> _What this task involves_
Repeat the listing in full, preserving every character.

-------- Input for this task

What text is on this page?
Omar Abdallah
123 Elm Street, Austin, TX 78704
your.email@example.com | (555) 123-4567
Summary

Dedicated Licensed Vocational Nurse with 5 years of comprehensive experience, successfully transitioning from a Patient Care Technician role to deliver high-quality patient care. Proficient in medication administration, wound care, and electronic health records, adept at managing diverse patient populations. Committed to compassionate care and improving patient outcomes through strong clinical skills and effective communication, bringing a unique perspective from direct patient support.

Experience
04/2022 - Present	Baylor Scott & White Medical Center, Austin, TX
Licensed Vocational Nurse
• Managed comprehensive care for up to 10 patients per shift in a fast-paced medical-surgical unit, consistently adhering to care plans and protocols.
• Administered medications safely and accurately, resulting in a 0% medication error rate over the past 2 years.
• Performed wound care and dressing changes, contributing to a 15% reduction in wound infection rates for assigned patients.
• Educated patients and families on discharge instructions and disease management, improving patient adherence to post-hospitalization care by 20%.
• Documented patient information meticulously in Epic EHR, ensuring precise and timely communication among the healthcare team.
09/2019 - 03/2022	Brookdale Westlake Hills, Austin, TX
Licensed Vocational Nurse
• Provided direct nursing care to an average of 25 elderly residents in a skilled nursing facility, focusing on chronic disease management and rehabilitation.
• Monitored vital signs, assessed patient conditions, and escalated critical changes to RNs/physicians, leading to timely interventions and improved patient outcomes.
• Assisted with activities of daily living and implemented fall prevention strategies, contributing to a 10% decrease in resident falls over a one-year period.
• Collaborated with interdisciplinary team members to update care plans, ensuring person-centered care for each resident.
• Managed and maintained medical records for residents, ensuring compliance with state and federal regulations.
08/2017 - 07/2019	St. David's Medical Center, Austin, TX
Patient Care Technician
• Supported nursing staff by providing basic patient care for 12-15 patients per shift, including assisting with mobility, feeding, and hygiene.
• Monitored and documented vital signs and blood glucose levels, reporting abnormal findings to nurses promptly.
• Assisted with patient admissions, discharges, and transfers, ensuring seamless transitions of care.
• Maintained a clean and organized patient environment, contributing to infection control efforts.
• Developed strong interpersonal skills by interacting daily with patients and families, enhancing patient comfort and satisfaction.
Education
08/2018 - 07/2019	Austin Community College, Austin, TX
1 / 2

----------------

> _Answer section_
What text is on this page?
Omar Abdallah
123 Elm Street, Austin, TX 78704
your.email@example.com | (555) 123-4567
Summary

Dedicated Licensed Vocational Nurse with 5 years of comprehensive experience, successfully transitioning from a Patient Care Technician role to deliver high-quality patient care. Proficient in medication administration, wound care, and electronic health records, adept at managing diverse patient populations. Committed to compassionate care and improving patient outcomes through strong clinical skills and effective communication, bringing a unique perspective from direct patient support.

Experience
04/2022 - Present	Baylor Scott & White Medical Center, Austin, TX
Licensed Vocational Nurse
• Managed comprehensive care for up to 10 patients per shift in a fast-paced medical-surgical unit, consistently adhering to care plans and protocols.
• Administered medications safely and accurately, resulting in a 0% medication error rate over the past 2 years.
• Performed wound care and dressing changes, contributing to a 15% reduction in wound infection rates for assigned patients.
• Educated patients and families on discharge instructions and disease management, improving patient adherence to post-hospitalization care by 20%.
• Documented patient information meticulously in Epic EHR, ensuring precise and timely communication among the healthcare team.
09/2019 - 03/2022	Brookdale Westlake Hills, Austin, TX
Licensed Vocational Nurse
• Provided direct nursing care to an average of 25 elderly residents in a skilled nursing facility, focusing on chronic disease management and rehabilitation.
• Monitored vital signs, assessed patient conditions, and escalated critical changes to RNs/physicians, leading to timely interventions and improved patient outcomes.
• Assisted with activities of daily living and implemented fall prevention strategies, contributing to a 10% decrease in resident falls over a one-year period.
• Collaborated with interdisciplinary team members to update care plans, ensuring person-centered care for each resident.
• Managed and maintained medical records for residents, ensuring compliance with state and federal regulations.
08/2017 - 07/2019	St. David's Medical Center, Austin, TX
Patient Care Technician
• Supported nursing staff by providing basic patient care for 12-15 patients per shift, including assisting with mobility, feeding, and hygiene.
• Monitored and documented vital signs and blood glucose levels, reporting abnormal findings to nurses promptly.
• Assisted with patient admissions, discharges, and transfers, ensuring seamless transitions of care.
• Maintained a clean and organized patient environment, contributing to infection control efforts.
• Developed strong interpersonal skills by interacting daily with patients and families, enhancing patient comfort and satisfaction.
Education
08/2018 - 07/2019	Austin Community College, Austin, TX
1 / 2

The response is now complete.